[Rows from a dataset]
══════════

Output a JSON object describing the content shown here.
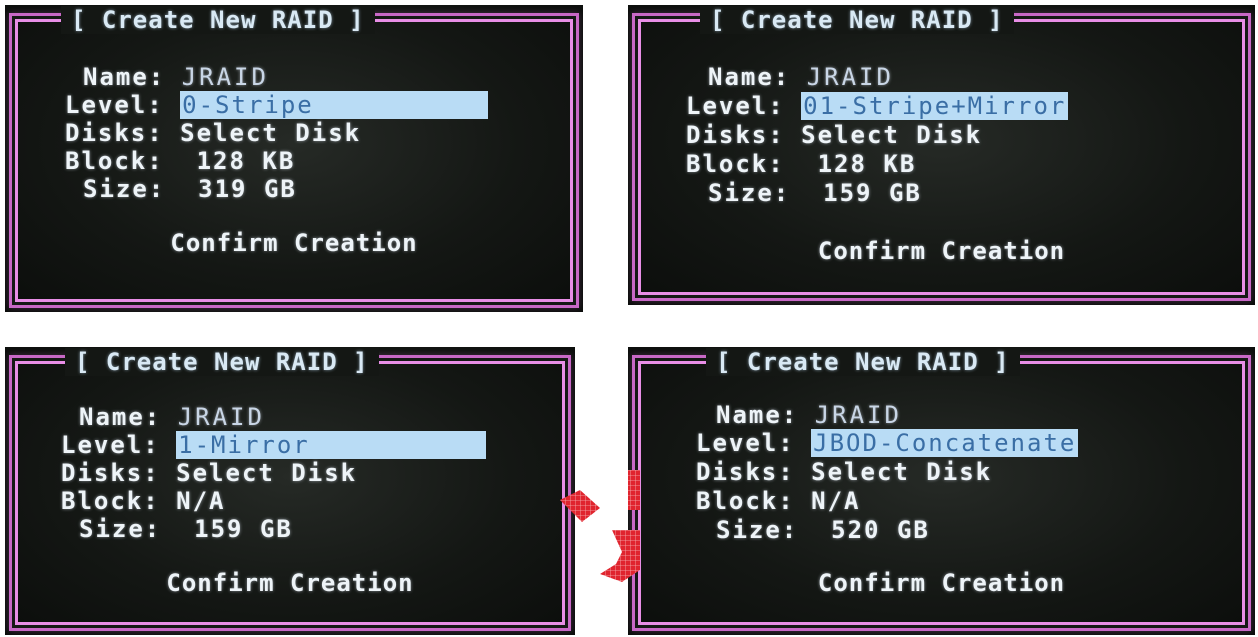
{
  "screens": [
    {
      "title": "[ Create New RAID ]",
      "fields": {
        "name_label": "Name:",
        "name_value": "JRAID",
        "level_label": "Level:",
        "level_value": "0-Stripe",
        "disks_label": "Disks:",
        "disks_value": "Select Disk",
        "block_label": "Block:",
        "block_value": "128 KB",
        "size_label": "Size:",
        "size_value": "319 GB"
      },
      "confirm": "Confirm Creation"
    },
    {
      "title": "[ Create New RAID ]",
      "fields": {
        "name_label": "Name:",
        "name_value": "JRAID",
        "level_label": "Level:",
        "level_value": "01-Stripe+Mirror",
        "disks_label": "Disks:",
        "disks_value": "Select Disk",
        "block_label": "Block:",
        "block_value": "128 KB",
        "size_label": "Size:",
        "size_value": "159 GB"
      },
      "confirm": "Confirm Creation"
    },
    {
      "title": "[ Create New RAID ]",
      "fields": {
        "name_label": "Name:",
        "name_value": "JRAID",
        "level_label": "Level:",
        "level_value": "1-Mirror",
        "disks_label": "Disks:",
        "disks_value": "Select Disk",
        "block_label": "Block:",
        "block_value": "N/A",
        "size_label": "Size:",
        "size_value": "159 GB"
      },
      "confirm": "Confirm Creation"
    },
    {
      "title": "[ Create New RAID ]",
      "fields": {
        "name_label": "Name:",
        "name_value": "JRAID",
        "level_label": "Level:",
        "level_value": "JBOD-Concatenate",
        "disks_label": "Disks:",
        "disks_value": "Select Disk",
        "block_label": "Block:",
        "block_value": "N/A",
        "size_label": "Size:",
        "size_value": "520 GB"
      },
      "confirm": "Confirm Creation"
    }
  ],
  "colors": {
    "border": "#e88ee6",
    "selection_bg": "#b9dcf5",
    "selection_text": "#3a6ea5",
    "watermark": "#e0242e"
  }
}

══════════

#### JOB:
Tally the lines of the listing above that include the word "Stripe". Answer with the number alone.

#### RESPONSE TO THE EXERCISE:
2